Text shown:
===============
21 arrested in fake CPR certificate scam

Woman accused of selling fake CPR certificates

MIAMI – State attorney Katherine Fernandez Rundle announced Wednesday the arrests of 21 people accused of either manufacturing or purchasing counterfeit health care certificates. 

Maria Del Consuelo Fernandez is accused of being the ringleader. She and two others face four criminal counts of selling counterfeit CPR certificates to people working with the elderly and children with special needs. 

"The money for the CPR cards was $20 a pop, and these three women, to these three women, I guess one might say that's all the life of a child is worth," Fernandez Rundle said. 

In secretly recorded video, one can hear an undercover officer asking in Spanish how to obtain a CPR certificate. 

"'Are you going to be teaching a class?'(the officer asked.)They looked very quickly and said, ‘We don't teach any classes. All you need to do is get me the names, get me the money and the addresses and I will get you the cards,'" translated Rundle. 

An assisted-living facility called Yuli's Home Health Care in southwest Miami-Dade was shut down because the owner bought certificates for 10 of her employees from Fernandez, prosecutors said. 

The state attorney said that Fernandez was operating her counterfeit ring out of her first-floor apartment. Dozens of people in medical scrubs were showing up every day to buy phony certificates, even though there were warning signs and surveillance cameras everywhere, prosecutors said. 

Fernandez's upstairs neighbor, Raissa Fernandez, drives a private school bus and is required to get the certificates she is accused of forging. 

"If that is the case, it shouldn't be accepted. We deal with the public and safety concerns all the time, and you need to know CPR," said Raissa Fernandez. 

Now random checks will now be done on all certificates issued because investigators don't know how many fake certificates were sold, and that is a major concern for Fernandez Rundle. 

"We don't know how many heart attacks may have occurred in different facilities because CPR wasn't administered or they didn't know how to do CPR," Fernandez Rundle said.
===============
What the task requires: Please copy the article again, starting at the words "Woman accused of" and stopping after "health care certificates.", and swap "counterfeit" for "forged" throughout. Draw only on the article above, not on the rows.

Given data:
===============
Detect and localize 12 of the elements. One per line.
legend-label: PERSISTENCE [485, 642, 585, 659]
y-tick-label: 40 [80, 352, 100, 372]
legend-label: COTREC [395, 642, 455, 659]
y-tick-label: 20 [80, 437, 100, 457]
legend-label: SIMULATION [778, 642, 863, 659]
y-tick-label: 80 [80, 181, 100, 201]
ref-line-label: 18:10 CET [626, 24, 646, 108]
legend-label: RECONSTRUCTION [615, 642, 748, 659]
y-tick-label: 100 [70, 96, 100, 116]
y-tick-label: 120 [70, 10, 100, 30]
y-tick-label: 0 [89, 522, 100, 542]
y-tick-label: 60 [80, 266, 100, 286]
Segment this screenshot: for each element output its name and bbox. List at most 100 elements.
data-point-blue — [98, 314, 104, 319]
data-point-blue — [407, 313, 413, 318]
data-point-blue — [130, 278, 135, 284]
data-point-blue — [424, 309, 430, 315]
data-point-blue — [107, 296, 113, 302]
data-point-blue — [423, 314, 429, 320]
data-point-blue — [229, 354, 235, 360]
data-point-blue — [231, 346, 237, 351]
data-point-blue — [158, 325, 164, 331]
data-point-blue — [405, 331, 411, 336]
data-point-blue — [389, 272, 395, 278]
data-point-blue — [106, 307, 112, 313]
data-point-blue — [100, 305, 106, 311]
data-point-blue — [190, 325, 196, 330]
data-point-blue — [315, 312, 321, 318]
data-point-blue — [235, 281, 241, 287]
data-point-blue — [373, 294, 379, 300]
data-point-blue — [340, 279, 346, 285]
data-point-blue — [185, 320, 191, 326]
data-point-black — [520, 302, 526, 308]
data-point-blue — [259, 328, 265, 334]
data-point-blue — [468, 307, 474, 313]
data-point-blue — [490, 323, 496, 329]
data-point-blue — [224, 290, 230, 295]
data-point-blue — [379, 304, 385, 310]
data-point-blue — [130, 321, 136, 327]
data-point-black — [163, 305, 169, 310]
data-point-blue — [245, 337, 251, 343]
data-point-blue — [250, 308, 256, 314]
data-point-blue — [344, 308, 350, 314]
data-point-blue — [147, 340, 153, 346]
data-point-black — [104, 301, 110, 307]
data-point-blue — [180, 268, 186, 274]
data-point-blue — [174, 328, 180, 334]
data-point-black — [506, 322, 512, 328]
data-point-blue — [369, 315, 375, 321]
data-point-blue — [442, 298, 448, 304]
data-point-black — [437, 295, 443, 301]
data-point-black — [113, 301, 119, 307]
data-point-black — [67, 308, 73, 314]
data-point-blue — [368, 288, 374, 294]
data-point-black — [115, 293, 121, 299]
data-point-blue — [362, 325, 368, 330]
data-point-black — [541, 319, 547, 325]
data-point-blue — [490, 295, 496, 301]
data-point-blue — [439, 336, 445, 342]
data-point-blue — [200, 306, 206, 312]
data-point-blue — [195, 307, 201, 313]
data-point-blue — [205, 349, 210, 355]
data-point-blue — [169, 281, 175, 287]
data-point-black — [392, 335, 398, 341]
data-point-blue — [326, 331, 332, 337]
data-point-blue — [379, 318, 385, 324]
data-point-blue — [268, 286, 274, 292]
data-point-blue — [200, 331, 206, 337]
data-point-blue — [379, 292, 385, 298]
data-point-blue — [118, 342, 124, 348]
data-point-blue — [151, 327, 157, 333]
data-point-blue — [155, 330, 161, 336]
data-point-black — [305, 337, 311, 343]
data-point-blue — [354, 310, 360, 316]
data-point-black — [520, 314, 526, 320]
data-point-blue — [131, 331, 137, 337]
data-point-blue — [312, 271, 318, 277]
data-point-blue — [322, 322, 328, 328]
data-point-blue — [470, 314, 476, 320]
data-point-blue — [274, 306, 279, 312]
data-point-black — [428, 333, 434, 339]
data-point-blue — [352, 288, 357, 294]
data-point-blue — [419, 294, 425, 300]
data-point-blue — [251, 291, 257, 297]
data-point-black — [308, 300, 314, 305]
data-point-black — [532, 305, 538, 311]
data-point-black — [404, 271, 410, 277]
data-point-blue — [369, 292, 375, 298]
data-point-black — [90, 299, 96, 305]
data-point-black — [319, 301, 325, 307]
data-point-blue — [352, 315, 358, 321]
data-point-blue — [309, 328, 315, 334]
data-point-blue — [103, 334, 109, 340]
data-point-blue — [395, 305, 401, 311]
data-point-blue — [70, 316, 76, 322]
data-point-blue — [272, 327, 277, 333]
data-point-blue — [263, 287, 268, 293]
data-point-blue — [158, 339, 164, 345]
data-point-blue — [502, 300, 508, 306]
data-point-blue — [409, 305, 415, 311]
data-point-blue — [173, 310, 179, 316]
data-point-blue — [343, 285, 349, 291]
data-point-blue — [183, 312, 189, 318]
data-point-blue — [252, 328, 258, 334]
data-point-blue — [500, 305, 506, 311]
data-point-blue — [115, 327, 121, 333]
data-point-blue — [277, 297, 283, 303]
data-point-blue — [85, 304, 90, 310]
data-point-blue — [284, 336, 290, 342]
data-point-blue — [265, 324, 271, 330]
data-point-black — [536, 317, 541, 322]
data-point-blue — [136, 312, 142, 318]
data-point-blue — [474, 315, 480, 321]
===============
Your solution:
Woman accused of selling fake CPR certificates

MIAMI – State attorney Katherine Fernandez Rundle announced Wednesday the arrests of 21 people accused of either manufacturing or purchasing forged health care certificates.